SELECTED TEXT -
--------------------------------------------------
In November 1998, both parties moved for summary judgment on all counts of the complaint. In September 1999, the district court below entered a written order allowing partial judgment in favor of defendants. At the outset, the district court noted that plaintiffs’ claims essentially comprised an attack on two fronts:
First, they challenge defendants’ efforts to reduce the amount of COLAs to which plaintiffs claim they are entitled under the consent decree. Next, they challenge defendants’ efforts to provide COLAs that are less than those called for under the terms of the collective bargaining agreements (which ... were never formally ratified by the City Council).
Picard v. City of Providence,
Nos. 98-40-L & 98-95-M, slip op. at 7,
The district court did not, however, feel similarly constrained in ruling on plaintiffs’ second means of attack. The court entered summary judgment against plaintiffs on their claims based on the CBAs. The district court reasoned that the failure of the City Council to ratify the CBAs pursuant to § 17-27 of the Providence Code of Ordinances rendered those agreements void and thereby foreclosed the possibility of finding any enforceable contract rights protected by the Constitution.
Id.
at 11-12 (citing
Providence City Council v. Cianci,
Later, defendants filed a motion to dismiss the remaining consent decree claims based on lack of standing, lack of subject matter jurisdiction, res judicata, and collateral estoppel. Plaintiffs filed no opposition to the motion; nor did plaintiffs’ counsel attend a status conference held in the case. On September 19, 2000, the district court granted the motion to dismiss for the reasons presented in defendants’ memorandum and for plaintiffs’ failure to prosecute the claim. Subsequently, plaintiffs filed a motion for reconsideration explaining counsel’s absence from the status conference, but offering no legal argument on the merits of the motion to dismiss. In response to plaintiffs’ motion, the district court withdrew its statement that plaintiffs had failed to prosecute the claim and stated that its dismissal rested solely on the substantive grounds set forth in defendants’ motion to dismiss. Thereafter, plaintiffs filed their notice of appeal.
II.
A.
The district court’s September 19, 2000, order disposed of the plaintiffs’ claims on the basis of defendants’ motion to dismiss for want of subject-matter jurisdiction.
--------------------------------------------------
WORK TO BE COMPLETED -
Continue the court opinion on the Providence COLA dispute from its last sentence. The listing after this comes from a different source.
--------------------------------------------------
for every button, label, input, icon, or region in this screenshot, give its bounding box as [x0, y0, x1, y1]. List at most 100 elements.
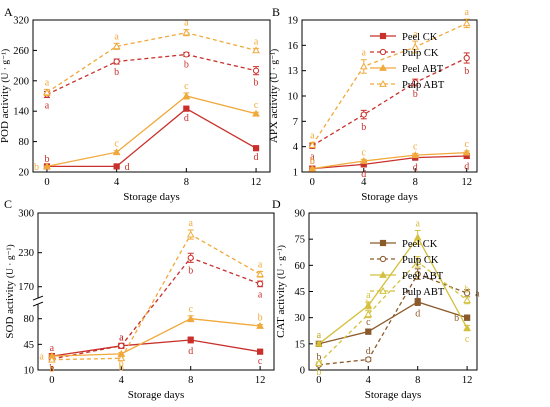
- significance-letter: a: [258, 290, 263, 301]
- significance-letter: c: [258, 356, 263, 367]
- series-peel-abt: b c c c: [308, 139, 471, 172]
- series-line: [318, 273, 468, 366]
- legend-item: Pulp ABT: [370, 286, 445, 298]
- data-point: [187, 336, 194, 344]
- panel-B: 1 4 7 10 13 16 19 0 4 8 12 Storage days APX activity…: [268, 5, 478, 203]
- x-tick-label: 0: [49, 375, 54, 386]
- significance-letter: a: [45, 101, 50, 112]
- data-point: [186, 230, 195, 238]
- data-point: [182, 28, 191, 36]
- series-pulp-ck: a b b b: [309, 52, 470, 162]
- significance-letter: d: [366, 346, 371, 357]
- legend-label: Pulp ABT: [402, 287, 445, 298]
- significance-letter: d: [254, 152, 259, 163]
- data-point: [186, 314, 195, 322]
- y-axis-label: POD activity (U · g⁻¹): [0, 49, 11, 143]
- significance-letter: b: [119, 363, 124, 374]
- y-tick-label: 1: [293, 168, 298, 179]
- legend-marker: [379, 32, 387, 40]
- series-line: [312, 155, 467, 170]
- x-tick-label: 4: [114, 177, 120, 188]
- series-line: [312, 151, 467, 170]
- significance-letter: a: [254, 36, 259, 47]
- data-point: [414, 270, 421, 278]
- data-point: [463, 324, 471, 332]
- data-point: [365, 356, 372, 363]
- y-tick-label: 16: [288, 41, 299, 52]
- significance-letter: c: [362, 147, 367, 158]
- x-tick-label: 0: [316, 375, 321, 386]
- x-tick-label: 4: [119, 375, 125, 386]
- x-tick-label: 0: [44, 177, 49, 188]
- data-point: [308, 140, 317, 148]
- y-tick-label: 170: [18, 282, 34, 293]
- significance-letter: b: [310, 156, 315, 167]
- legend-marker: [379, 48, 387, 56]
- panel-label: C: [4, 197, 12, 211]
- y-tick-label: 140: [13, 107, 29, 118]
- y-tick-label: 80: [19, 137, 30, 148]
- x-tick-label: 8: [413, 177, 418, 188]
- x-tick-label: 8: [184, 177, 189, 188]
- x-tick-label: 12: [251, 177, 262, 188]
- series-line: [46, 32, 257, 94]
- significance-letter: c: [114, 139, 119, 150]
- series-pulp-abt: a a a a: [308, 7, 471, 149]
- significance-letter: a: [114, 31, 119, 42]
- data-point: [308, 164, 317, 172]
- data-point: [48, 355, 56, 363]
- y-axis-label-text: SOD activity: [4, 278, 16, 339]
- data-point: [112, 148, 121, 156]
- legend-item: Pulp CK: [370, 255, 439, 266]
- series-peel-ck: b d d d: [309, 152, 470, 180]
- data-point: [43, 162, 51, 170]
- series-line: [51, 233, 261, 361]
- y-tick-label: 20: [19, 168, 30, 179]
- significance-letter: b: [34, 162, 39, 173]
- panel-D: 0 15 30 45 60 75 90 0 4 8 12 Storage days CAT activi…: [272, 197, 480, 401]
- x-tick-label: 12: [462, 375, 473, 386]
- significance-letter: a: [475, 289, 480, 300]
- data-point: [256, 322, 264, 329]
- y-tick-label: 45: [24, 340, 35, 351]
- significance-letter: a: [39, 352, 44, 363]
- data-point: [360, 111, 367, 118]
- x-tick-label: 0: [310, 177, 315, 188]
- data-point: [252, 109, 260, 117]
- y-tick-label: 200: [13, 76, 29, 87]
- x-axis-label: Storage days: [365, 389, 422, 401]
- significance-letter: a: [258, 259, 263, 270]
- y-tick-label: 15: [295, 339, 306, 350]
- data-point: [411, 151, 420, 159]
- legend: Peel CK Pulp CK Peel ABT Pulp ABT: [370, 32, 445, 91]
- significance-letter: d: [361, 169, 366, 180]
- significance-letter: b: [366, 299, 371, 310]
- x-tick-label: 8: [415, 375, 420, 386]
- x-tick-label: 12: [461, 177, 472, 188]
- series-peel-abt: a a a c: [315, 218, 471, 347]
- significance-letter: b: [49, 364, 54, 375]
- significance-letter: b: [184, 59, 189, 70]
- significance-letter: d: [464, 161, 469, 172]
- legend-label: Peel CK: [402, 32, 438, 43]
- significance-letter: c: [184, 81, 189, 92]
- significance-letter: d: [184, 113, 189, 124]
- data-point: [464, 290, 471, 297]
- series-line: [318, 260, 468, 364]
- data-point: [113, 58, 120, 65]
- legend-marker: [379, 255, 387, 263]
- panel-C: 10 45 80 170 230 300 0 4 8 12 Storage days SOD acti…: [4, 197, 275, 401]
- data-point: [315, 339, 323, 347]
- legend-item: Pulp CK: [370, 48, 439, 59]
- y-tick-label: 0: [300, 366, 305, 377]
- data-point: [183, 51, 190, 58]
- data-point: [412, 79, 419, 86]
- x-tick-label: 4: [361, 177, 367, 188]
- data-point: [365, 328, 372, 335]
- series-peel-ck: a a d c: [48, 332, 264, 367]
- legend-label: Peel ABT: [402, 64, 444, 75]
- significance-letter: b: [254, 78, 259, 89]
- x-tick-label: 4: [366, 375, 372, 386]
- significance-letter: d: [188, 346, 193, 357]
--------------------------------------------------
ANSWER TO THIS EXERCISE -
Cf. Valentin v. Hosp. Bella Vista,
B.
The nub of plaintiffs’ first argument on appeal is that the district court erred in dismissing Counts 2, 3, 6, and 7 of the complaint by overlooking plaintiffs’ contention that the City entered an implied-in-fact contract to provide the 5% compounded COLA increase in conformity with the unratified CBAs. Plaintiffs assert that this implied-in-fact contract was consummated when the City accepted the benefits of plaintiffs’ work and allowed them to continue contributing a portion of their salaries toward the pension fund.
Cf. Marshall Contractors, Inc. v. Brown Univ.,
In evaluating whether a purported contract or property right is entitled to constitutional protection under the Takings Clause, Contract Clause, or Due Process Clause, this Court generally looks to state law as interpreted by the state’s highest court.
See Phillips v. Wash. Legal Found.,
C.
With respect to the claims based solely on the consent decree, Counts 1, 4, and 5, plaintiffs have offered no argument or authority — either in their brief or at oral argument — that supports reversal. That fact alone would justify affirmance under our long-standing precedent.
See Acevedo Lopez v. Police Dep’t of P.R.,
Moreover, even if the plaintiffs had mounted an adequate challenge to the district court’s order of dismissal, their arguments would be doomed in any event. Their claim is foreclosed by a textbook application of the
Rooker-Feldman
doctrine.
See Rooker v. Fidelity Trust Co.,
The Rooker-Feldman doctrine prohibits federal district and circuit courts from reviewing state court judgments. Where a party did not actually present its federal claims in state court, Rooker-Feldman forecloses lower federal court jurisdiction over claims that are “inextricably intertwined” with the claims adjudicated in a state court. See Feldman,460 U.S. at 483 n. 16,103 S.Ct. 1303 . A federal claim is inextricably intertwined with the state-court claims “if the federal claim succeeds only to the extent that the state court wrongly decided the issues before it.” See Hill v. Town of Conway,193 F.3d 33 , 39 (1st Cir.1999).
Sheehan v. Marr,
In the present case, the gravamen of plaintiffs’ claim based on the consent decree is that the terms of the decree extended to police and firefighters retiring after January 1995 and entitled them to the 6% compounded COLA increase provided therein. This issue was squarely addressed when these parties were before the Rhode Island Supreme Court in
City of Providence v. Employee Retirement Board,
[T]he group of city employees who retired prior to December 18, 1991, and the nineteen city employees who retired effective December 18, 1991, were the only city retirees that could benefit from [the consent decree’s] pension grant provisions, and all members of that group continue to remain entitled to those benefits.
Id. at 1100 (emphasis added).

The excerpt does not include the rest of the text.